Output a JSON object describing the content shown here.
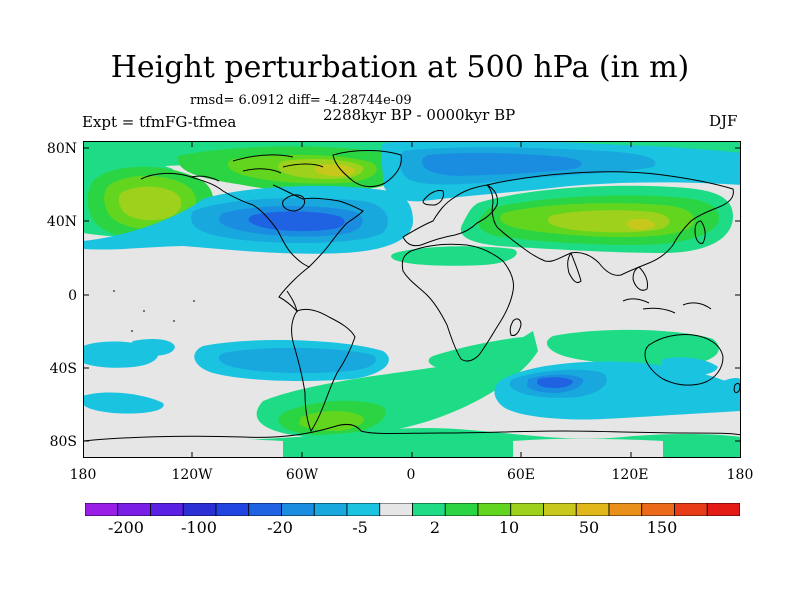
{
  "title": "Height perturbation at 500 hPa (in m)",
  "subtitle": {
    "stats": "rmsd= 6.0912 diff= -4.28744e-09",
    "period": "2288kyr BP - 0000kyr BP",
    "experiment": "Expt = tfmFG-tfmea",
    "season": "DJF"
  },
  "axes": {
    "y_ticks": [
      "80N",
      "40N",
      "0",
      "40S",
      "80S"
    ],
    "x_ticks": [
      "180",
      "120W",
      "60W",
      "0",
      "60E",
      "120E",
      "180"
    ]
  },
  "colorbar": {
    "labels": [
      "-200",
      "-100",
      "-20",
      "-5",
      "2",
      "10",
      "50",
      "150"
    ],
    "colors": [
      "#9a1ee6",
      "#7a1ee6",
      "#5a21e4",
      "#2b2fd4",
      "#2045e0",
      "#1f63e2",
      "#1b8de0",
      "#18a8de",
      "#1ac3e0",
      "#e6e6e6",
      "#1edc86",
      "#2bd443",
      "#62d61e",
      "#9dd11c",
      "#c8c81c",
      "#e0b61a",
      "#e8901a",
      "#ea6a1a",
      "#e83c18",
      "#e41a14"
    ]
  },
  "palette": {
    "ocean_bg": "#e6e6e6",
    "cyan": "#1ac3e0",
    "lightblue": "#18a8de",
    "blue": "#1f63e2",
    "darkblue": "#2045e0",
    "aqua_green": "#1edc86",
    "green": "#2bd443",
    "lime": "#62d61e",
    "yellow_green": "#9dd11c",
    "olive": "#c8c81c",
    "gold": "#e0b61a",
    "coast": "#000000"
  }
}
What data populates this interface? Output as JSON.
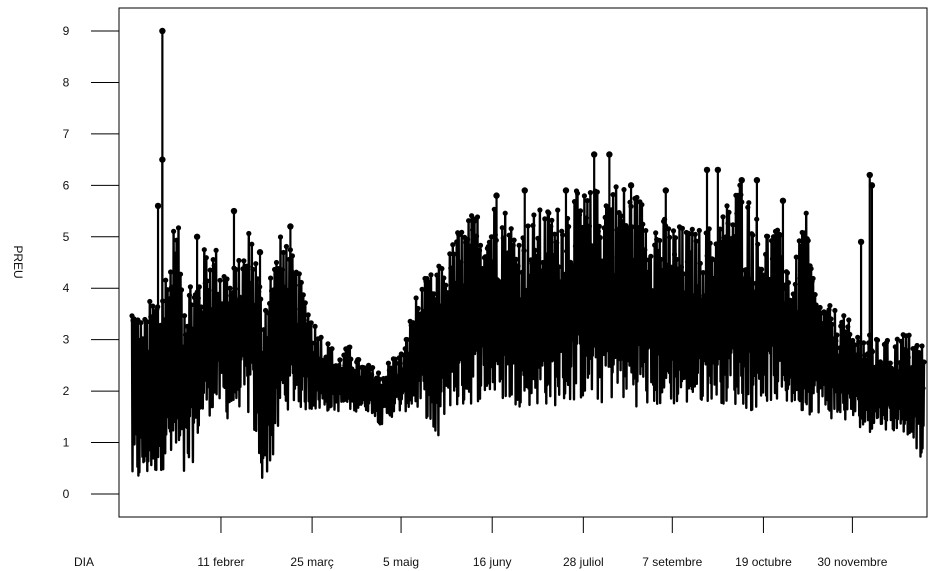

::::::

(DIRECTION) Gather up every line in the data above that contains the word "JSON", copying each one.

(FINISHED ANSWER)
Output a JSON object describing the content shown here.
What data populates this interface? Output as JSON.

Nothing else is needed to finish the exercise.